* [STATED PROBLEM]: Select and copy out every line in the records containing "name".

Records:
◆ ◆ ◆

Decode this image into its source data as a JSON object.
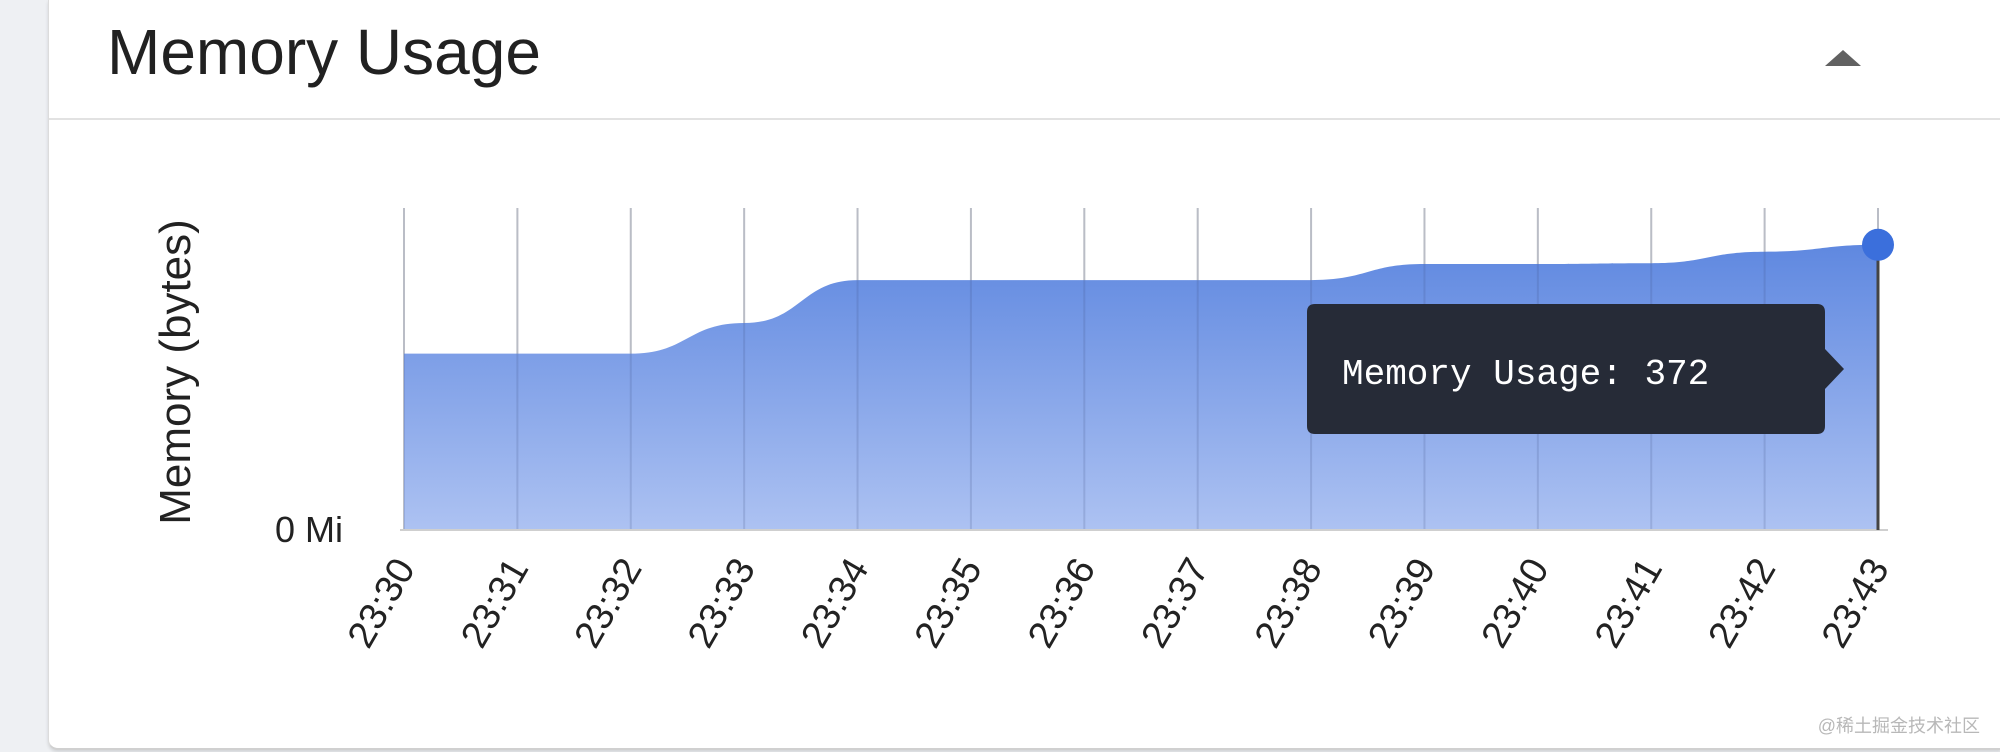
{
  "card": {
    "title": "Memory Usage",
    "collapse_icon": "triangle-up-icon"
  },
  "tooltip": {
    "label": "Memory Usage",
    "separator": ": ",
    "value": "372"
  },
  "watermark": "@稀土掘金技术社区",
  "colors": {
    "area_top": "#5f88e0",
    "area_bottom": "#adc2f2",
    "marker": "#3b6fdc",
    "tooltip_bg": "#262b37",
    "grid": "#d6d6d6"
  },
  "chart_data": {
    "type": "area",
    "title": "Memory Usage",
    "ylabel": "Memory (bytes)",
    "xlabel": "",
    "y_tick_label": "0 Mi",
    "ylim": [
      0,
      420
    ],
    "grid": true,
    "categories": [
      "23:30",
      "23:31",
      "23:32",
      "23:33",
      "23:34",
      "23:35",
      "23:36",
      "23:37",
      "23:38",
      "23:39",
      "23:40",
      "23:41",
      "23:42",
      "23:43"
    ],
    "values": [
      230,
      230,
      230,
      270,
      326,
      326,
      326,
      326,
      326,
      347,
      347,
      348,
      363,
      372
    ],
    "highlight_index": 13
  }
}
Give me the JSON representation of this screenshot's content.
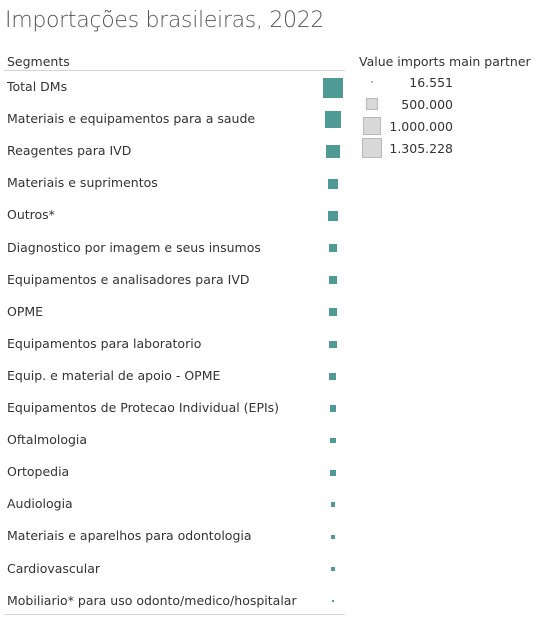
{
  "title": "Importações brasileiras, 2022",
  "legend": {
    "title": "Value imports main partner",
    "entries": [
      "16.551",
      "500.000",
      "1.000.000",
      "1.305.228"
    ]
  },
  "colors": {
    "mark": "#4f9a94",
    "legend_box": "#d8d8d8"
  },
  "chart_data": {
    "type": "table",
    "column_header": "Segments",
    "size_encoding": "Value imports main partner",
    "rows": [
      {
        "segment": "Total DMs",
        "value": 1305228
      },
      {
        "segment": "Materiais e equipamentos para a saude",
        "value": 870000
      },
      {
        "segment": "Reagentes para IVD",
        "value": 560000
      },
      {
        "segment": "Materiais e suprimentos",
        "value": 320000
      },
      {
        "segment": "Outros*",
        "value": 300000
      },
      {
        "segment": "Diagnostico por imagem e seus insumos",
        "value": 210000
      },
      {
        "segment": "Equipamentos e analisadores para IVD",
        "value": 200000
      },
      {
        "segment": "OPME",
        "value": 190000
      },
      {
        "segment": "Equipamentos para laboratorio",
        "value": 170000
      },
      {
        "segment": "Equip. e material de apoio - OPME",
        "value": 160000
      },
      {
        "segment": "Equipamentos de Protecao Individual (EPIs)",
        "value": 150000
      },
      {
        "segment": "Oftalmologia",
        "value": 110000
      },
      {
        "segment": "Ortopedia",
        "value": 105000
      },
      {
        "segment": "Audiologia",
        "value": 70000
      },
      {
        "segment": "Materiais e aparelhos para odontologia",
        "value": 65000
      },
      {
        "segment": "Cardiovascular",
        "value": 50000
      },
      {
        "segment": "Mobiliario* para uso odonto/medico/hospitalar",
        "value": 16551
      }
    ],
    "legend_values": [
      16551,
      500000,
      1000000,
      1305228
    ]
  }
}
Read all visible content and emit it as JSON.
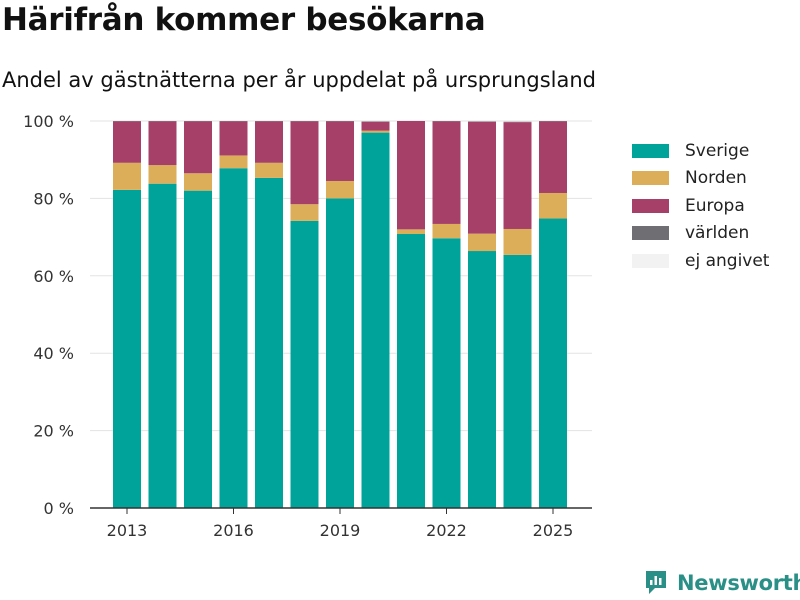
{
  "header": {
    "title": "Härifrån kommer besökarna",
    "subtitle": "Andel av gästnätterna per år uppdelat på ursprungsland"
  },
  "branding": {
    "name": "Newsworthy",
    "color": "#2a8f86"
  },
  "chart_data": {
    "type": "bar",
    "stacked": true,
    "categories": [
      "2013",
      "2014",
      "2015",
      "2016",
      "2017",
      "2018",
      "2019",
      "2020",
      "2021",
      "2022",
      "2023",
      "2024",
      "2025"
    ],
    "x_tick_labels": [
      "2013",
      "2016",
      "2019",
      "2022",
      "2025"
    ],
    "y_tick_labels": [
      "0 %",
      "20 %",
      "40 %",
      "60 %",
      "80 %",
      "100 %"
    ],
    "ylim": [
      0,
      100
    ],
    "grid": true,
    "legend_position": "right",
    "series": [
      {
        "name": "Sverige",
        "color": "#00a39a",
        "values": [
          82.2,
          83.8,
          82.0,
          87.8,
          85.3,
          74.2,
          80.0,
          97.0,
          70.8,
          69.7,
          66.4,
          65.4,
          74.8
        ]
      },
      {
        "name": "Norden",
        "color": "#dcae5a",
        "values": [
          7.0,
          4.8,
          4.5,
          3.3,
          3.9,
          4.3,
          4.5,
          0.5,
          1.2,
          3.7,
          4.5,
          6.7,
          6.6
        ]
      },
      {
        "name": "Europa",
        "color": "#a64069",
        "values": [
          10.7,
          11.3,
          13.4,
          8.8,
          10.7,
          21.4,
          15.4,
          2.3,
          28.0,
          26.5,
          28.9,
          27.6,
          18.5
        ]
      },
      {
        "name": "världen",
        "color": "#6e6e73",
        "values": [
          0.1,
          0.1,
          0.1,
          0.1,
          0.1,
          0.1,
          0.1,
          0.1,
          0.0,
          0.1,
          0.1,
          0.1,
          0.1
        ]
      },
      {
        "name": "ej angivet",
        "color": "#f2f2f2",
        "values": [
          0,
          0,
          0,
          0,
          0,
          0,
          0,
          0,
          0,
          0,
          0,
          0,
          0
        ]
      }
    ]
  }
}
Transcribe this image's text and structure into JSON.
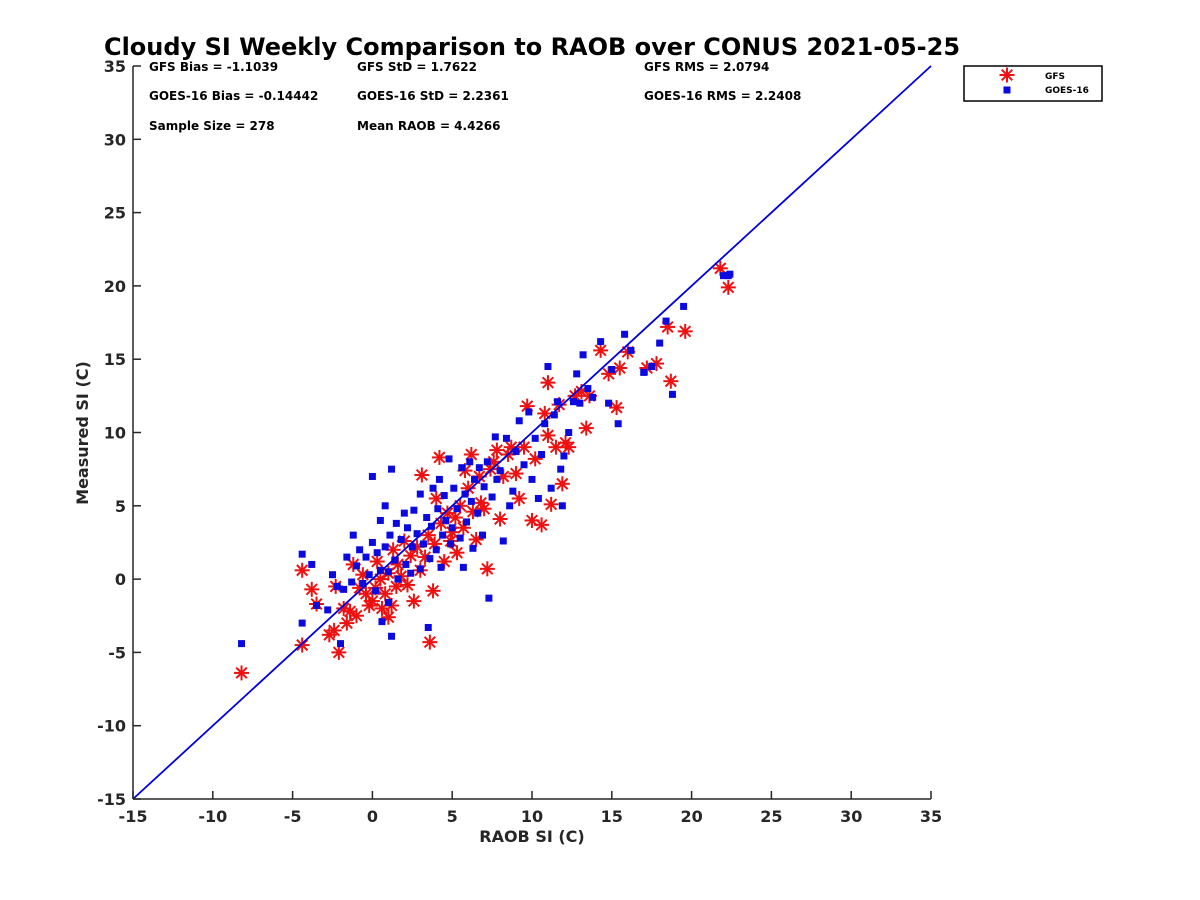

◆ ◆ ◆

* [CORRECT OUTPUT]:
    "name": "Newsworthy",
        "name": "Sverige",
        "name": "Norden",
        "name": "Europa",
        "name": "världen",
        "name": "ej angivet",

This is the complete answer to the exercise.